→ Action item
Scan the data and please report how many lines include the word "Oktober". Leave out everything but the number.

→ Records provided
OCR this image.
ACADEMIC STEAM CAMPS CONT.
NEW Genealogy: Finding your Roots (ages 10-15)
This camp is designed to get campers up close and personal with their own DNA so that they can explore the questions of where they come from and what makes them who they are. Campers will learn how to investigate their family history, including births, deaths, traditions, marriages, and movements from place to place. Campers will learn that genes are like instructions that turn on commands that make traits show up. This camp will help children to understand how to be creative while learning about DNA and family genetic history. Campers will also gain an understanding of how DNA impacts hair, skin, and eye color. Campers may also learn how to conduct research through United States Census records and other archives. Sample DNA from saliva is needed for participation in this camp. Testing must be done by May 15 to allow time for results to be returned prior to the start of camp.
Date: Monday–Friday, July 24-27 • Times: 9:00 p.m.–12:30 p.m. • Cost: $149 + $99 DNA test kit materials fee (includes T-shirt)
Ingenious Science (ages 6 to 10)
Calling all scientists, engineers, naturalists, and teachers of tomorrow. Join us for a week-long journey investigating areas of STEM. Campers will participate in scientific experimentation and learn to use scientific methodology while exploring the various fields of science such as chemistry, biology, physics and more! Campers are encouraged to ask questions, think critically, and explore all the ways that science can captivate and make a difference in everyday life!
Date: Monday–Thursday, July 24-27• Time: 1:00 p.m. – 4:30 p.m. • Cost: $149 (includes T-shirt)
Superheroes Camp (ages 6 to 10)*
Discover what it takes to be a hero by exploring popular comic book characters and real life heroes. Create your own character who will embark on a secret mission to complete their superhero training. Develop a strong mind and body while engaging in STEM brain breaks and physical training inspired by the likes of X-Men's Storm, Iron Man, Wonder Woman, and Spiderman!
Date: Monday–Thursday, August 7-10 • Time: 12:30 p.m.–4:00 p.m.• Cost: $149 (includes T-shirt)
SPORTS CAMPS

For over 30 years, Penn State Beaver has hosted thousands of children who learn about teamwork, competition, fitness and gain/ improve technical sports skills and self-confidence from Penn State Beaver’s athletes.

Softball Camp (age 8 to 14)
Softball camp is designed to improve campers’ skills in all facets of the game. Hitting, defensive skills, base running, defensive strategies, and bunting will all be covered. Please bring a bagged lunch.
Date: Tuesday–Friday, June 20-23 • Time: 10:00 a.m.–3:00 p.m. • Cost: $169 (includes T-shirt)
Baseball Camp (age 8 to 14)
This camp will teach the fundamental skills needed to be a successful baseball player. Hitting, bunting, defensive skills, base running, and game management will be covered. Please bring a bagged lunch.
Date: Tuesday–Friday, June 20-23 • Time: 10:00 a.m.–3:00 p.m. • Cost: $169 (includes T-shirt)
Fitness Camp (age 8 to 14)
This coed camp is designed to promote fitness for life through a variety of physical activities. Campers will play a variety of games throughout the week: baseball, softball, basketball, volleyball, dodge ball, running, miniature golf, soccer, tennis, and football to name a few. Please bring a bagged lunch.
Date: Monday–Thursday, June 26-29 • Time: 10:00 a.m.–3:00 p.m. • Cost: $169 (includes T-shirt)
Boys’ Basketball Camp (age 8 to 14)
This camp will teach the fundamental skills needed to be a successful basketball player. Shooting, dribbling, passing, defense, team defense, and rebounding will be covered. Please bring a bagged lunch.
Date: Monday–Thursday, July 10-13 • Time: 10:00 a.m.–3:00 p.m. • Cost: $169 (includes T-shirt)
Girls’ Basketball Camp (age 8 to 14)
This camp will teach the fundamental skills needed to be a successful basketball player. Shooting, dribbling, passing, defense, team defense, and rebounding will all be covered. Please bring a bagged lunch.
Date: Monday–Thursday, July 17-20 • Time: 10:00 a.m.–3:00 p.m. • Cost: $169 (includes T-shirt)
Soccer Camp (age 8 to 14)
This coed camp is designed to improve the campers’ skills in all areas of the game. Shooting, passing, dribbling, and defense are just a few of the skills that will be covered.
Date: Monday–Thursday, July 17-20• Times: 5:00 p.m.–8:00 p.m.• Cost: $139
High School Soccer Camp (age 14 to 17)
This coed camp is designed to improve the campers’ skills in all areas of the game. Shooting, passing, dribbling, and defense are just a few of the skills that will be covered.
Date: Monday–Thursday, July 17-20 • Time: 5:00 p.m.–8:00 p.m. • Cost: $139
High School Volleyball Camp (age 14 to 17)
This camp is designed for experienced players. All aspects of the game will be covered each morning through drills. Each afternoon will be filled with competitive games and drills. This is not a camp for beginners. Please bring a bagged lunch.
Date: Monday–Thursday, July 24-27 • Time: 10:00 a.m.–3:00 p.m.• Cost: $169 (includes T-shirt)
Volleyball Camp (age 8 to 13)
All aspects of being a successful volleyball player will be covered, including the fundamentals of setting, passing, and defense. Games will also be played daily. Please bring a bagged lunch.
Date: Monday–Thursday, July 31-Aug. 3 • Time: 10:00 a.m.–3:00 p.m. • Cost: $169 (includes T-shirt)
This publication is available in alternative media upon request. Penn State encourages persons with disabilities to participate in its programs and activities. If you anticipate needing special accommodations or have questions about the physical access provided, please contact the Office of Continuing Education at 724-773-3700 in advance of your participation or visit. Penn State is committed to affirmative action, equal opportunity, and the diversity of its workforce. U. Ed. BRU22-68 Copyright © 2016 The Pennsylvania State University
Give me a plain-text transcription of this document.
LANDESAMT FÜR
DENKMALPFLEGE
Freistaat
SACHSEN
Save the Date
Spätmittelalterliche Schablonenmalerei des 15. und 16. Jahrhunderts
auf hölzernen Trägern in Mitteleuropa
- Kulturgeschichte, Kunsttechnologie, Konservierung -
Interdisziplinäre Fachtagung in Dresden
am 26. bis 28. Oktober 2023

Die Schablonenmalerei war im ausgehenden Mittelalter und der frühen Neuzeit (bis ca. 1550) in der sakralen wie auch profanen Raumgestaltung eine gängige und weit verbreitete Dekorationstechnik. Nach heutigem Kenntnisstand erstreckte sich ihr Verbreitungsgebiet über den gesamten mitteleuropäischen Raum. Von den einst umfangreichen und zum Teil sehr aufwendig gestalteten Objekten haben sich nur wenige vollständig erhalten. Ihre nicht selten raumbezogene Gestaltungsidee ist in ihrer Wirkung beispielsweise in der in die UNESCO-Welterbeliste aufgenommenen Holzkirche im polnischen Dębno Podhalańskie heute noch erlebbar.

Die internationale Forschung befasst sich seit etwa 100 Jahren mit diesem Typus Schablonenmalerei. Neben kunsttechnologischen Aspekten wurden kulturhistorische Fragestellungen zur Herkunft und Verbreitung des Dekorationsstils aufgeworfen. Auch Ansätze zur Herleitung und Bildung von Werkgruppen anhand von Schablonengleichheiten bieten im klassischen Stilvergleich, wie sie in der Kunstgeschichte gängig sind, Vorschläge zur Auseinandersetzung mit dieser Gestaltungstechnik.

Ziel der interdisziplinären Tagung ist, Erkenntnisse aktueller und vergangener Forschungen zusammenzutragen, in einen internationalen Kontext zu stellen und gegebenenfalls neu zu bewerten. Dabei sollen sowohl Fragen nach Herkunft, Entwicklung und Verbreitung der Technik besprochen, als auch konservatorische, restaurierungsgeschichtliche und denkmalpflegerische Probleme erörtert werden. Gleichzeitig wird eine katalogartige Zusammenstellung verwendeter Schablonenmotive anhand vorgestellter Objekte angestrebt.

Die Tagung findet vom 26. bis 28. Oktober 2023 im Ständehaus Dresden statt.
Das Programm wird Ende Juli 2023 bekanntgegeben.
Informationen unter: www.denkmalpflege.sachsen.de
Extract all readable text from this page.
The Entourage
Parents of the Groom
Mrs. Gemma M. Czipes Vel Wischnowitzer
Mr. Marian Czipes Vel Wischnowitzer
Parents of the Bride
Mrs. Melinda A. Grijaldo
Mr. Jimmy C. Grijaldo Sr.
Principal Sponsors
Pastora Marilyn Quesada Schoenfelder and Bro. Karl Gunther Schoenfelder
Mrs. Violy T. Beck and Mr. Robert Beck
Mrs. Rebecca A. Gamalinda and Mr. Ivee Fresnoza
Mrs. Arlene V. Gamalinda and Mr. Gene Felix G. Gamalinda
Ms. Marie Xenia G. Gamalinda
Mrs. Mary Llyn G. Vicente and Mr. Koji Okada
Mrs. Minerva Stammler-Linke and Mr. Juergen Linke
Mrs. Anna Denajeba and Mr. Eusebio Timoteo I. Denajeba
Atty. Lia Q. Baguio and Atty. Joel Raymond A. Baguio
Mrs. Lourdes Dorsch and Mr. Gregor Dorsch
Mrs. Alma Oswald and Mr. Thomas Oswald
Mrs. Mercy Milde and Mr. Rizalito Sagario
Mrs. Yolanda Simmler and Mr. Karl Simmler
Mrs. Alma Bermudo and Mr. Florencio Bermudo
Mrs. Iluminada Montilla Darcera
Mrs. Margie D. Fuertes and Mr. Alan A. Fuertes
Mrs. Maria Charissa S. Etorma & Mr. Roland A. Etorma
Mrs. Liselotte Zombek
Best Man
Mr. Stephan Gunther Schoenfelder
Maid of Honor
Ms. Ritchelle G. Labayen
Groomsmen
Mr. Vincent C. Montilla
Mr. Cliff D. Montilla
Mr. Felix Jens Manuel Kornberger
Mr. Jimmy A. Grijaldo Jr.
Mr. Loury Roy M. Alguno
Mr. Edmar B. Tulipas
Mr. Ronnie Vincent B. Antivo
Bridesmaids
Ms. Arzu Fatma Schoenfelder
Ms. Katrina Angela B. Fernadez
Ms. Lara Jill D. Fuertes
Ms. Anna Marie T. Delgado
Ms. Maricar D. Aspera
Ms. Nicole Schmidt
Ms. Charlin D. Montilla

→ Reply
2